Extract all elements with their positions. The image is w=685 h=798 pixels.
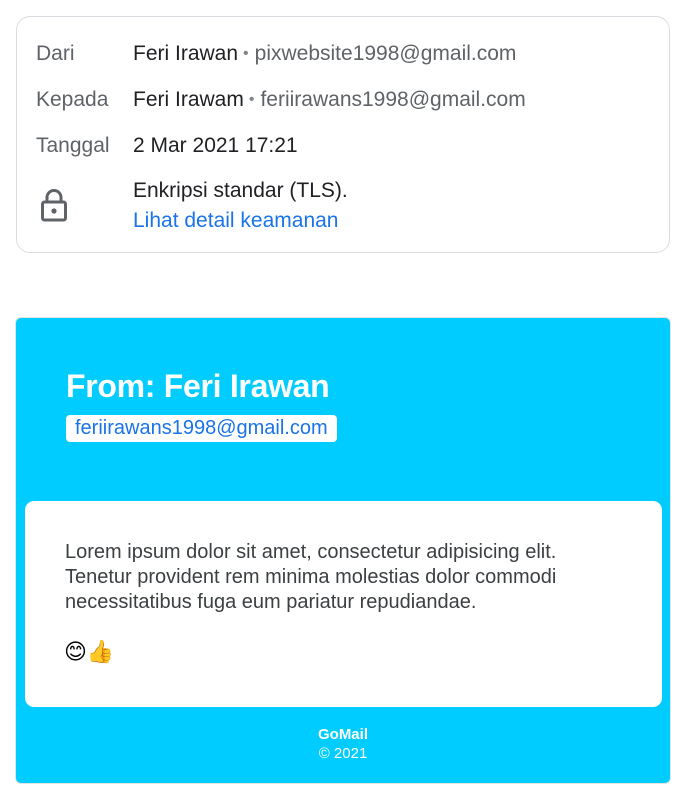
date-label: Tanggal <box>36 134 110 157</box>
encryption-text: Enkripsi standar (TLS). <box>133 179 348 202</box>
footer-copyright: © 2021 <box>318 745 368 762</box>
from-separator: • <box>243 45 249 62</box>
from-value: Feri Irawan • pixwebsite1998@gmail.com <box>133 41 516 67</box>
message-body-text: Lorem ipsum dolor sit amet, consectetur … <box>65 541 557 613</box>
footer-brand: GoMail <box>317 726 368 743</box>
lock-icon <box>39 188 69 222</box>
from-label: Dari <box>36 42 75 65</box>
to-email[interactable]: feriirawans1998@gmail.com <box>260 88 525 111</box>
date-value: 2 Mar 2021 17:21 <box>133 134 298 157</box>
to-value: Feri Irawam • feriirawans1998@gmail.com <box>133 87 526 113</box>
smile-thumbs-up-emoji: 😊👍 <box>64 640 115 665</box>
message-email-chip[interactable]: feriirawans1998@gmail.com <box>66 415 337 442</box>
email-details-card: Dari Feri Irawan • pixwebsite1998@gmail.co… <box>16 16 670 253</box>
to-separator: • <box>248 91 255 108</box>
from-email[interactable]: pixwebsite1998@gmail.com <box>255 42 517 65</box>
to-name: Feri Irawam <box>133 88 244 111</box>
message-title: From: Feri Irawan <box>66 368 330 404</box>
message-card: From: Feri Irawan feriirawans1998@gmail.… <box>15 317 671 784</box>
message-body-card: Lorem ipsum dolor sit amet, consectetur … <box>25 501 662 707</box>
from-name: Feri Irawan <box>133 42 239 65</box>
to-label: Kepada <box>36 88 109 111</box>
security-details-link[interactable]: Lihat detail keamanan <box>133 208 338 234</box>
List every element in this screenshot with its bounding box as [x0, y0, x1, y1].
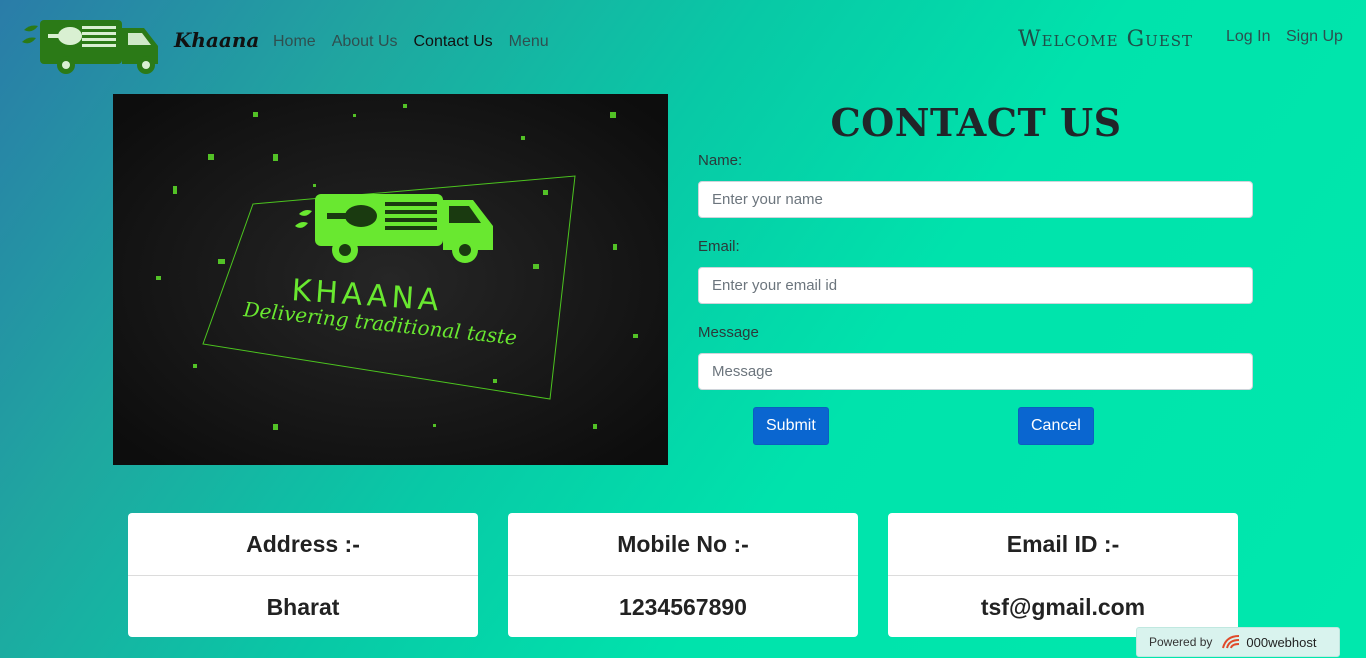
address-card: Address :- Bharat	[128, 513, 478, 637]
mobile-card-heading: Mobile No :-	[508, 513, 858, 576]
contact-title: CONTACT US	[830, 100, 1122, 145]
signup-link[interactable]: Sign Up	[1286, 28, 1343, 46]
truck-logo-icon[interactable]	[18, 12, 164, 76]
nav-link-contact[interactable]: Contact Us	[414, 33, 493, 51]
hero-image: KHAANA Delivering traditional taste	[113, 94, 668, 465]
address-card-value: Bharat	[266, 593, 340, 620]
nav-link-about[interactable]: About Us	[332, 33, 398, 51]
navbar: Khaana Home About Us Contact Us Menu Wel…	[0, 0, 1366, 88]
nav-link-menu[interactable]: Menu	[509, 33, 549, 51]
name-label: Name:	[698, 152, 743, 169]
login-link[interactable]: Log In	[1226, 28, 1270, 46]
mobile-card: Mobile No :- 1234567890	[508, 513, 858, 637]
mobile-card-value: 1234567890	[619, 593, 747, 620]
webhost-name: 000webhost	[1246, 634, 1317, 650]
message-label: Message	[698, 324, 759, 341]
powered-by-badge[interactable]: Powered by 000webhost	[1136, 627, 1340, 657]
name-input[interactable]	[698, 181, 1253, 218]
nav-links: Home About Us Contact Us Menu	[273, 33, 565, 51]
email-label: Email:	[698, 238, 740, 255]
contact-form: CONTACT US Name: Email: Message Submit C…	[698, 94, 1254, 445]
email-input[interactable]	[698, 267, 1253, 304]
message-input[interactable]	[698, 353, 1253, 390]
brand-name[interactable]: Khaana	[174, 28, 259, 52]
welcome-text: Welcome Guest	[1018, 27, 1194, 52]
powered-by-text: Powered by	[1149, 635, 1213, 649]
email-card: Email ID :- tsf@gmail.com	[888, 513, 1238, 637]
cancel-button[interactable]: Cancel	[1018, 407, 1094, 445]
email-card-heading: Email ID :-	[888, 513, 1238, 576]
webhost-logo-icon	[1222, 635, 1240, 649]
nav-link-home[interactable]: Home	[273, 33, 316, 51]
submit-button[interactable]: Submit	[753, 407, 829, 445]
address-card-heading: Address :-	[128, 513, 478, 576]
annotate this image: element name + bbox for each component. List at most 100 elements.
........
# EXERCISE DIRECTIONS
Give back every line of the material above word for word, leaving out the pictures.

# COMPLETE OUTPUT
Extract all elements with their positions. The image is w=685 h=798 pixels.
date-label: Tanggal <box>36 134 110 157</box>
encryption-text: Enkripsi standar (TLS). <box>133 179 348 202</box>
footer-copyright: © 2021 <box>318 745 368 762</box>
from-separator: • <box>243 45 249 62</box>
from-value: Feri Irawan • pixwebsite1998@gmail.com <box>133 41 516 67</box>
message-body-text: Lorem ipsum dolor sit amet, consectetur … <box>65 541 557 613</box>
footer-brand: GoMail <box>317 726 368 743</box>
lock-icon <box>39 188 69 222</box>
from-label: Dari <box>36 42 75 65</box>
to-email[interactable]: feriirawans1998@gmail.com <box>260 88 525 111</box>
date-value: 2 Mar 2021 17:21 <box>133 134 298 157</box>
to-value: Feri Irawam • feriirawans1998@gmail.com <box>133 87 526 113</box>
smile-thumbs-up-emoji: 😊👍 <box>64 640 115 665</box>
message-email-chip[interactable]: feriirawans1998@gmail.com <box>66 415 337 442</box>
email-details-card: Dari Feri Irawan • pixwebsite1998@gmail.co… <box>16 16 670 253</box>
to-separator: • <box>248 91 255 108</box>
from-email[interactable]: pixwebsite1998@gmail.com <box>255 42 517 65</box>
to-name: Feri Irawam <box>133 88 244 111</box>
message-title: From: Feri Irawan <box>66 368 330 404</box>
message-card: From: Feri Irawan feriirawans1998@gmail.… <box>15 317 671 784</box>
message-body-card: Lorem ipsum dolor sit amet, consectetur … <box>25 501 662 707</box>
from-name: Feri Irawan <box>133 42 239 65</box>
to-label: Kepada <box>36 88 109 111</box>
security-details-link[interactable]: Lihat detail keamanan <box>133 208 338 234</box>
List every element in this screenshot with its bounding box as [x0, y0, x1, y1].
address-card: Address :- Bharat	[128, 513, 478, 637]
mobile-card-heading: Mobile No :-	[508, 513, 858, 576]
contact-title: CONTACT US	[830, 100, 1122, 145]
signup-link[interactable]: Sign Up	[1286, 28, 1343, 46]
truck-logo-icon[interactable]	[18, 12, 164, 76]
nav-link-contact[interactable]: Contact Us	[414, 33, 493, 51]
hero-image: KHAANA Delivering traditional taste	[113, 94, 668, 465]
address-card-value: Bharat	[266, 593, 340, 620]
nav-link-about[interactable]: About Us	[332, 33, 398, 51]
navbar: Khaana Home About Us Contact Us Menu Wel…	[0, 0, 1366, 88]
nav-link-menu[interactable]: Menu	[509, 33, 549, 51]
name-label: Name:	[698, 152, 743, 169]
login-link[interactable]: Log In	[1226, 28, 1270, 46]
mobile-card: Mobile No :- 1234567890	[508, 513, 858, 637]
mobile-card-value: 1234567890	[619, 593, 747, 620]
webhost-name: 000webhost	[1246, 634, 1317, 650]
message-label: Message	[698, 324, 759, 341]
powered-by-badge[interactable]: Powered by 000webhost	[1136, 627, 1340, 657]
name-input[interactable]	[698, 181, 1253, 218]
nav-links: Home About Us Contact Us Menu	[273, 33, 565, 51]
email-label: Email:	[698, 238, 740, 255]
contact-form: CONTACT US Name: Email: Message Submit C…	[698, 94, 1254, 445]
email-input[interactable]	[698, 267, 1253, 304]
message-input[interactable]	[698, 353, 1253, 390]
brand-name[interactable]: Khaana	[174, 28, 259, 52]
welcome-text: Welcome Guest	[1018, 27, 1194, 52]
powered-by-text: Powered by	[1149, 635, 1213, 649]
email-card: Email ID :- tsf@gmail.com	[888, 513, 1238, 637]
cancel-button[interactable]: Cancel	[1018, 407, 1094, 445]
email-card-heading: Email ID :-	[888, 513, 1238, 576]
webhost-logo-icon	[1222, 635, 1240, 649]
nav-link-home[interactable]: Home	[273, 33, 316, 51]
submit-button[interactable]: Submit	[753, 407, 829, 445]
address-card-heading: Address :-	[128, 513, 478, 576]
annotate this image: element name + bbox for each component. List at most 100 elements.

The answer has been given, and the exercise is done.